◆ Exercise requirements: Work out how many lines in the listing below include the word "Jinan"; answer with the number alone.

◆ Raw data:
╔══

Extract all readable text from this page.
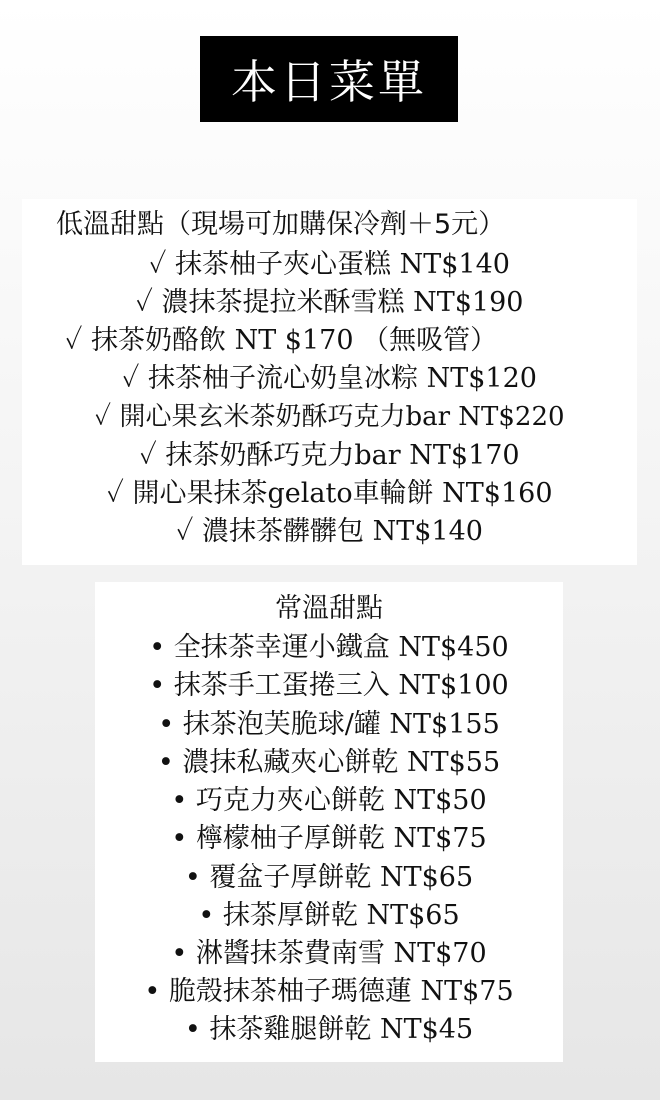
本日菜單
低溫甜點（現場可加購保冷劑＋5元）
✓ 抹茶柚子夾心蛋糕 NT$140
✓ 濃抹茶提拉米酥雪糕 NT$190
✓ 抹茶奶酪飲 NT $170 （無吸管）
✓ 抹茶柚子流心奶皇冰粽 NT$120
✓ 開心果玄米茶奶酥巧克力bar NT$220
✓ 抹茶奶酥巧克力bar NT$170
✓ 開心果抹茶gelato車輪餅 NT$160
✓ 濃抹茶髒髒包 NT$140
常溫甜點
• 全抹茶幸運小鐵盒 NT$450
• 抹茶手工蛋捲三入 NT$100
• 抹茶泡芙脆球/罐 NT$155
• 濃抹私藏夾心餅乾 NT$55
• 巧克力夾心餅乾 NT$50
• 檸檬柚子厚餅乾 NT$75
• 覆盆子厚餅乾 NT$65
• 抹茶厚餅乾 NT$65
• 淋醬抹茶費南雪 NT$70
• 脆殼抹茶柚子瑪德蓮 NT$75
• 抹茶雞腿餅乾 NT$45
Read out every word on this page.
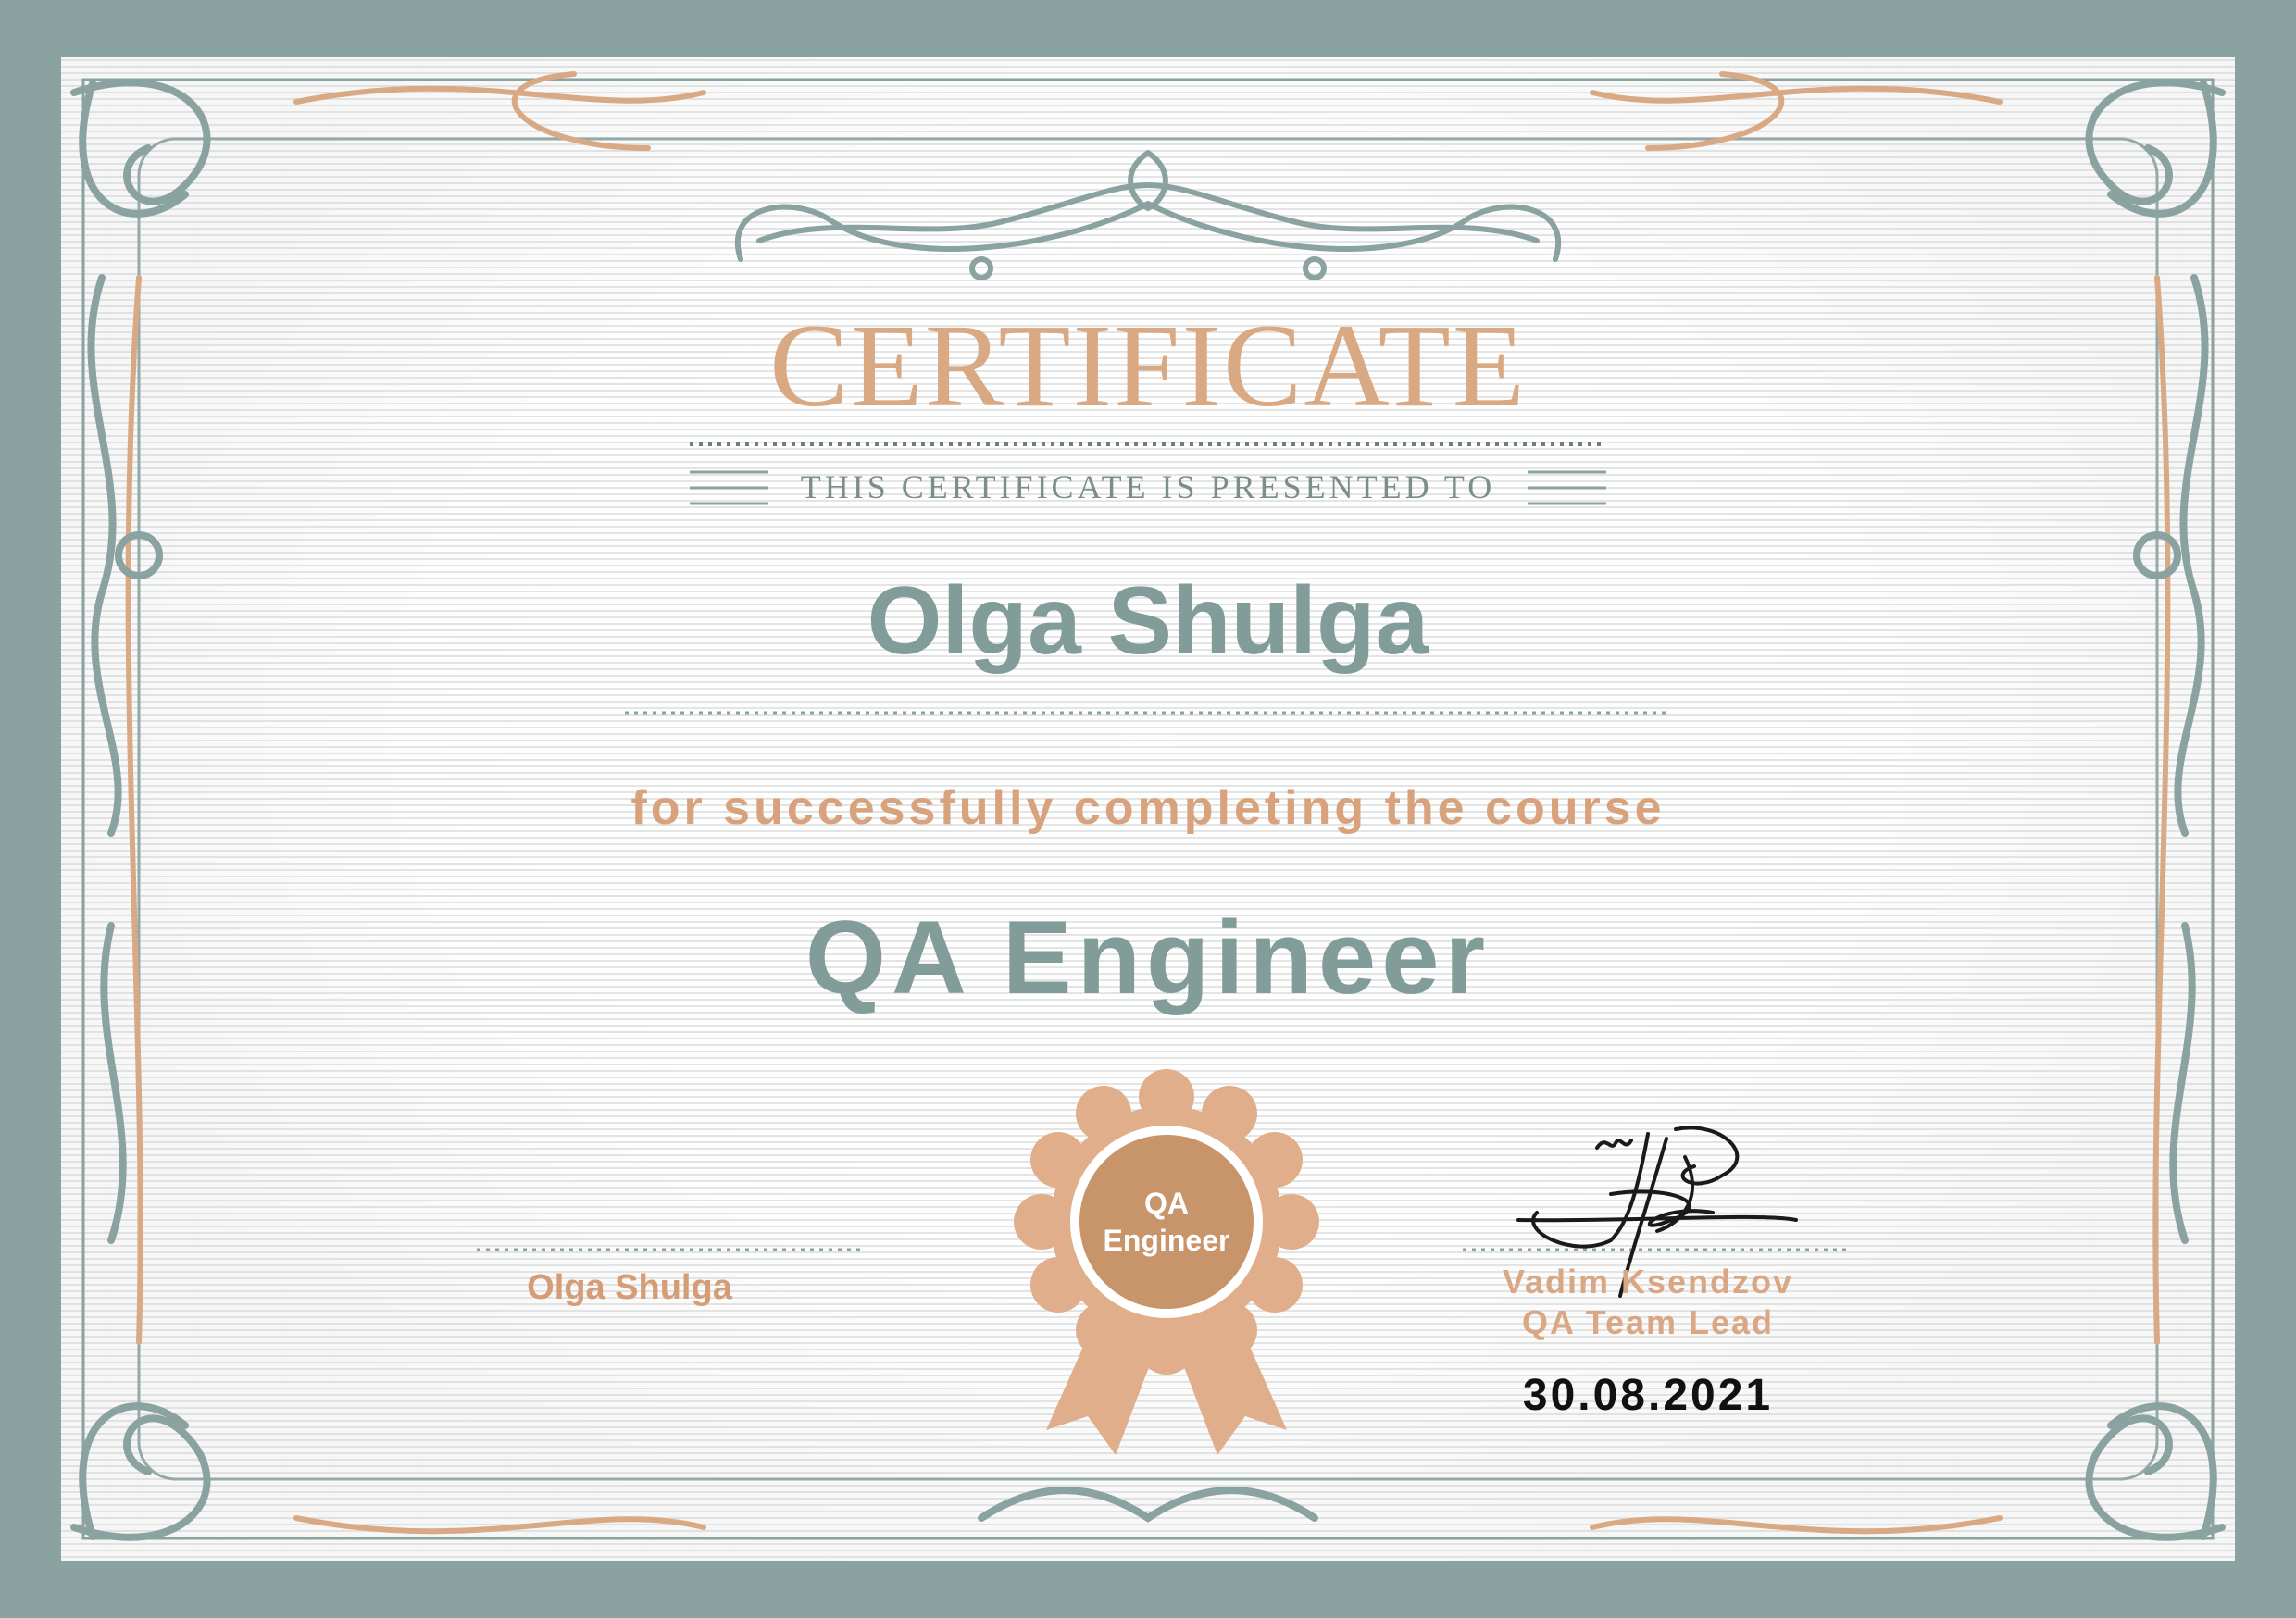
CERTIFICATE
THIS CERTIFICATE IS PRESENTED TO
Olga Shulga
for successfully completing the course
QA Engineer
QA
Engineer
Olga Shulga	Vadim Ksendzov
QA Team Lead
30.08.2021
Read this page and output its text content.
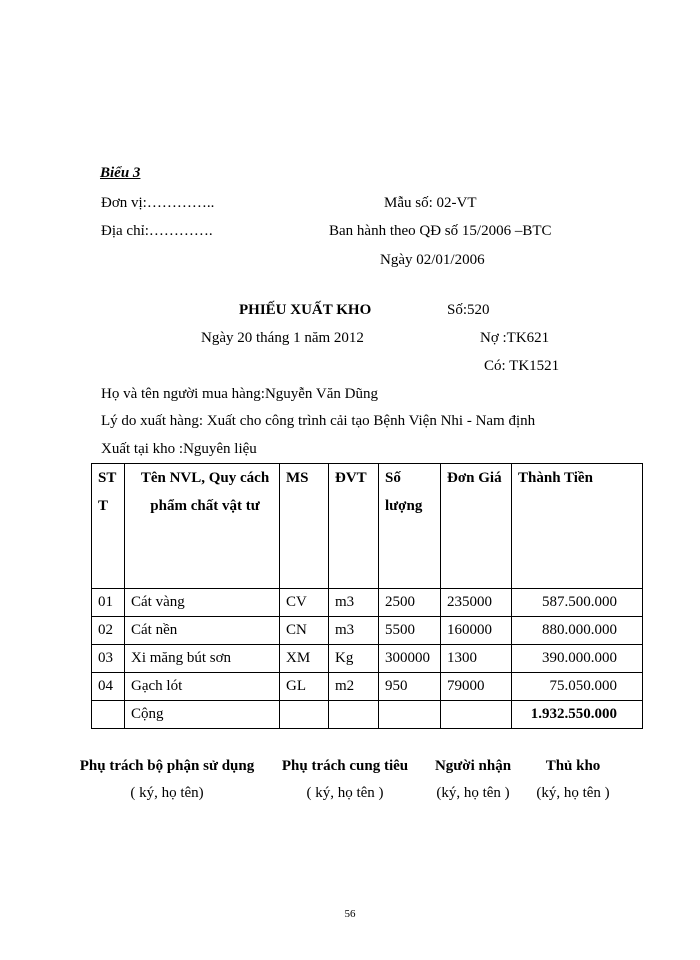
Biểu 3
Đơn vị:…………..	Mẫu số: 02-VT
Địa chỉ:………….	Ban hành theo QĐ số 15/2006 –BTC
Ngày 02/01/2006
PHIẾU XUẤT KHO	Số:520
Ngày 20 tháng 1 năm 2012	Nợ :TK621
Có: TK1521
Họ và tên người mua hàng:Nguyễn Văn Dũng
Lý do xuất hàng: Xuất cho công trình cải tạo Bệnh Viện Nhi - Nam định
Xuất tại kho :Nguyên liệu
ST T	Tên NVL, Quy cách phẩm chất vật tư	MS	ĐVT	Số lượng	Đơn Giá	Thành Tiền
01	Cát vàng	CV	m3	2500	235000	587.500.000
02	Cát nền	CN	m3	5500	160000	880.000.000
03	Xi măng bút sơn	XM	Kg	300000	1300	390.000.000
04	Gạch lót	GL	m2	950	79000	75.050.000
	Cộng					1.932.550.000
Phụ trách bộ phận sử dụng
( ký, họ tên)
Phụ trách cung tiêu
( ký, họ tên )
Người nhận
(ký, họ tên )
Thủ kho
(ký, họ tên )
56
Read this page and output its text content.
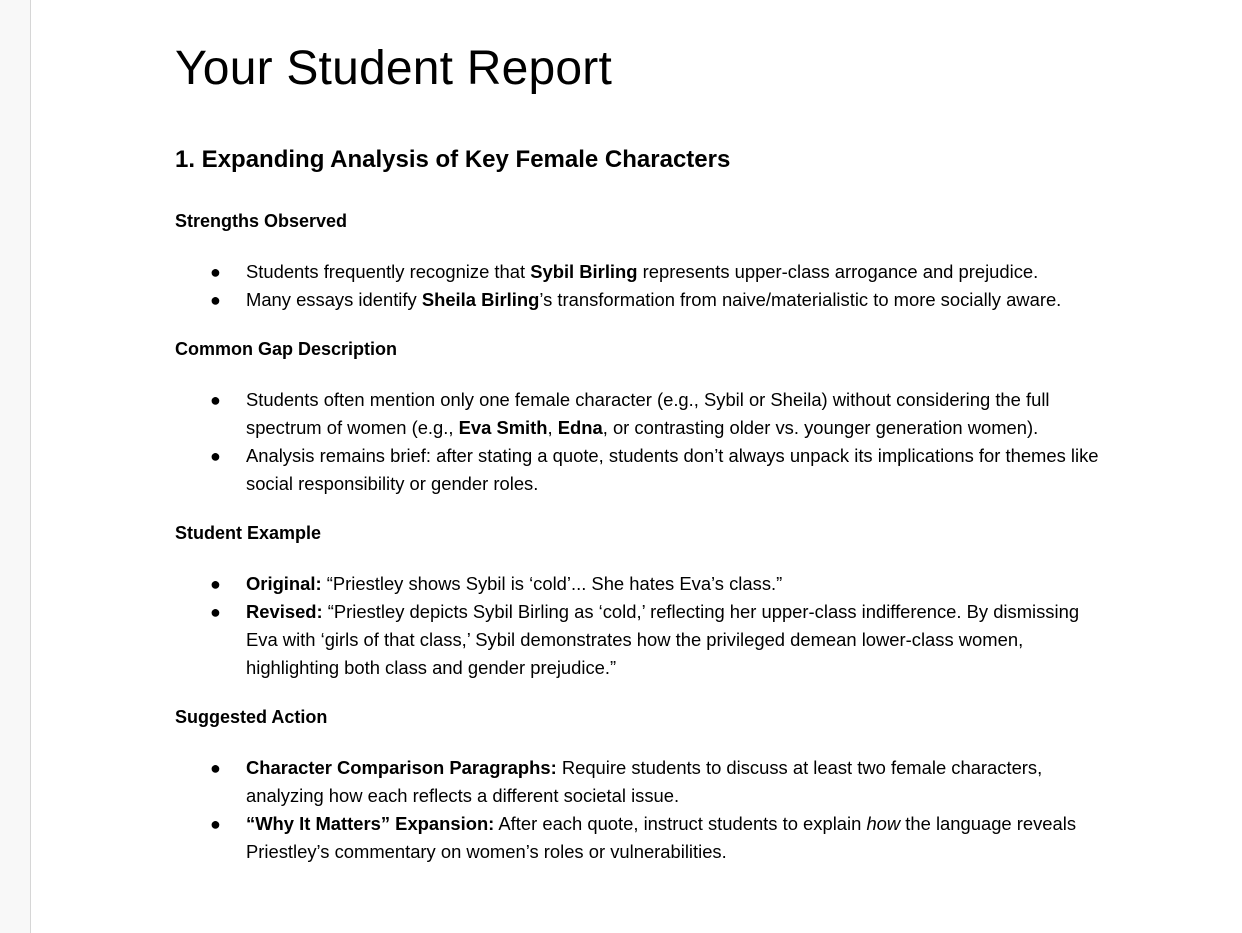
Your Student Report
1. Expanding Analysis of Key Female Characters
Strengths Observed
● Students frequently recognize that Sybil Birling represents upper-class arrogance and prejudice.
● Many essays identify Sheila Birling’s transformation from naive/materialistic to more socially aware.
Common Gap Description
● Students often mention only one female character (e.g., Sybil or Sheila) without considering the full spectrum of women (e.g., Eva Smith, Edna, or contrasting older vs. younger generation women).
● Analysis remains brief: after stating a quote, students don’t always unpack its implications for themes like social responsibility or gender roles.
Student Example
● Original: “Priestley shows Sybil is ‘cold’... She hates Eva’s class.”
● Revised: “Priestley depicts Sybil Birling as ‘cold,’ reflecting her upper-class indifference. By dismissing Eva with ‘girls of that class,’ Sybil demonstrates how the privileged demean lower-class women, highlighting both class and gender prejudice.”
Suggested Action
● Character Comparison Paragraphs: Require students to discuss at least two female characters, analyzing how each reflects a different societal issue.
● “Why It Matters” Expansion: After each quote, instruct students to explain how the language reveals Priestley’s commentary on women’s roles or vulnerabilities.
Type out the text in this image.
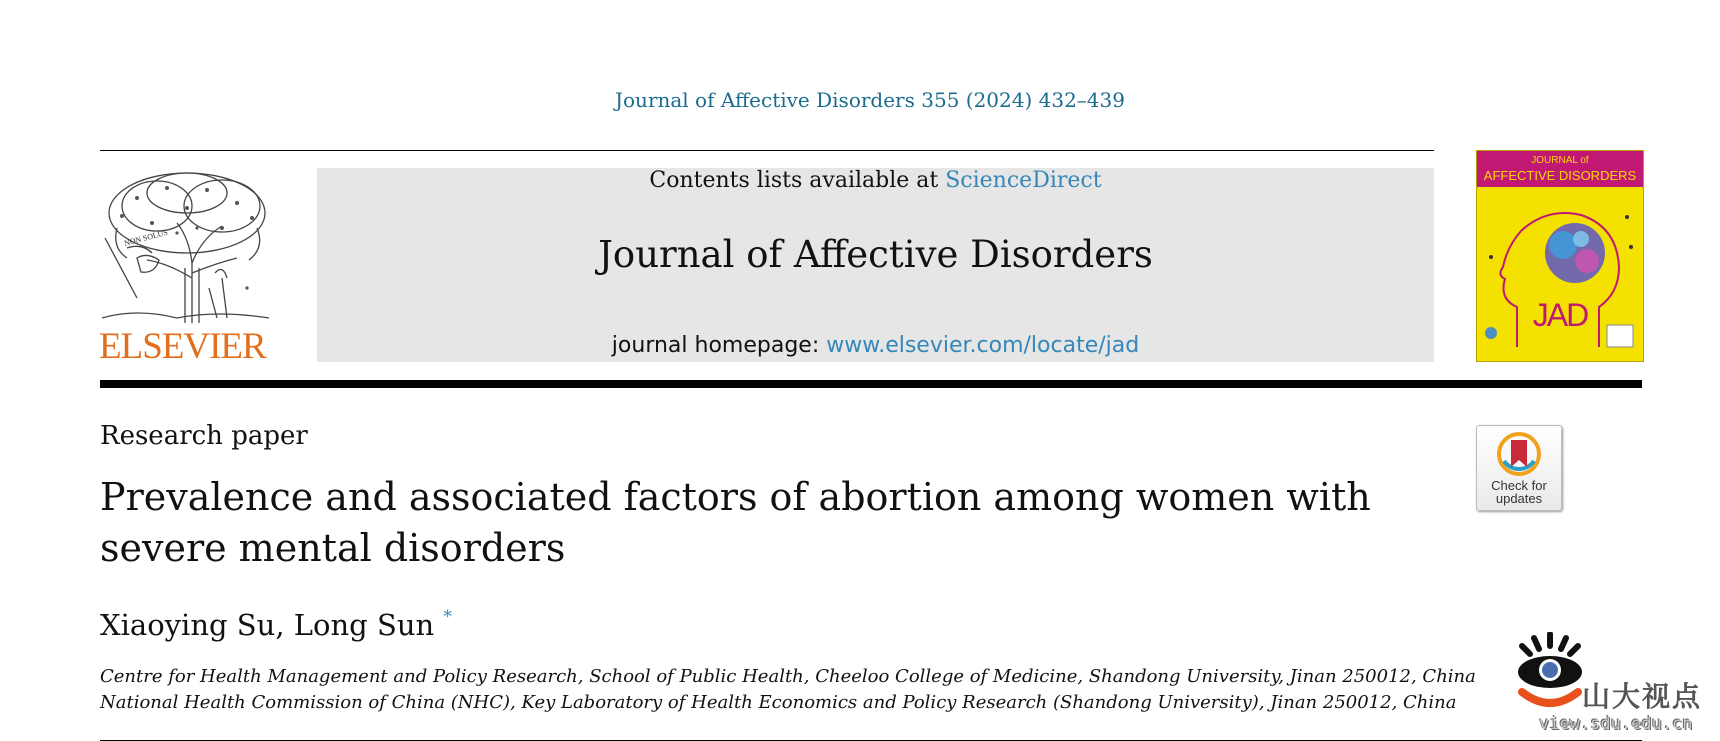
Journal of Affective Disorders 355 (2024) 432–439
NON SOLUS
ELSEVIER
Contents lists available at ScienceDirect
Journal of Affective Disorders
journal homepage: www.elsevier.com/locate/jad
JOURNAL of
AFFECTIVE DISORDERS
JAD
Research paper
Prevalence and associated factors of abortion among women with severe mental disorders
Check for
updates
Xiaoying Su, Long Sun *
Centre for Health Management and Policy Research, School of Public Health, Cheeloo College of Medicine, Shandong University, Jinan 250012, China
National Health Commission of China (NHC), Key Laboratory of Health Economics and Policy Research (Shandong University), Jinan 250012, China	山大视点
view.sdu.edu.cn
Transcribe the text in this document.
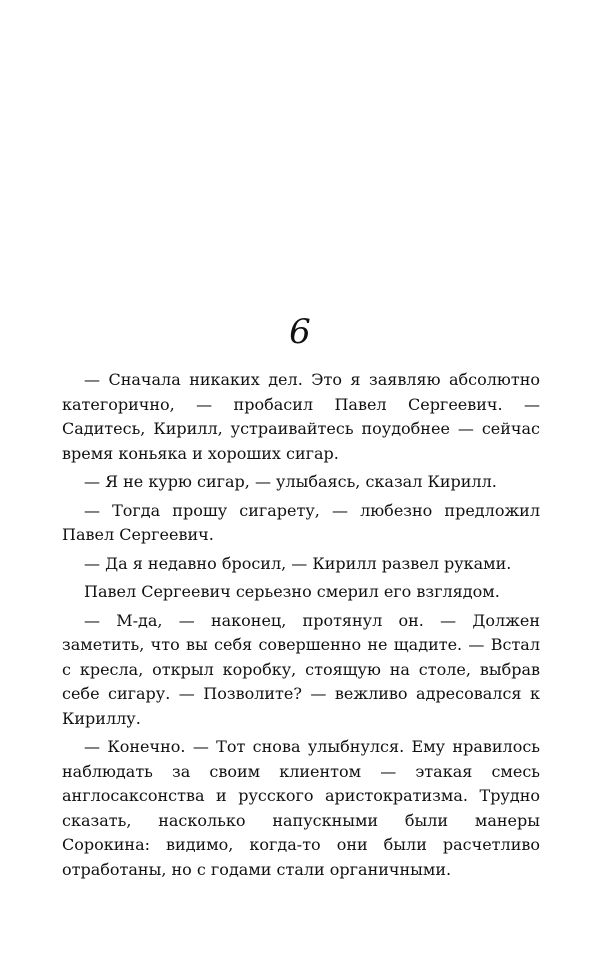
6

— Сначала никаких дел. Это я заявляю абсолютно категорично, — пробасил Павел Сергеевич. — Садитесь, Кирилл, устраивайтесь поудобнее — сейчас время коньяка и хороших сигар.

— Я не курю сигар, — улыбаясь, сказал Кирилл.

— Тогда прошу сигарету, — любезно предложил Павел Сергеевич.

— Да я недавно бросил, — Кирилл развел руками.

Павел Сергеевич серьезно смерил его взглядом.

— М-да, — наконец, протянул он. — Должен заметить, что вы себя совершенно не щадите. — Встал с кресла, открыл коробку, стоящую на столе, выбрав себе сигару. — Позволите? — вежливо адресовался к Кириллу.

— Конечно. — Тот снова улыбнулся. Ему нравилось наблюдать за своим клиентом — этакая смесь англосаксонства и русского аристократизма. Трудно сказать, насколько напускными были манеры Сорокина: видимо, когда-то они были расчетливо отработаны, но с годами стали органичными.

╚══

◆ Answer for the task: 2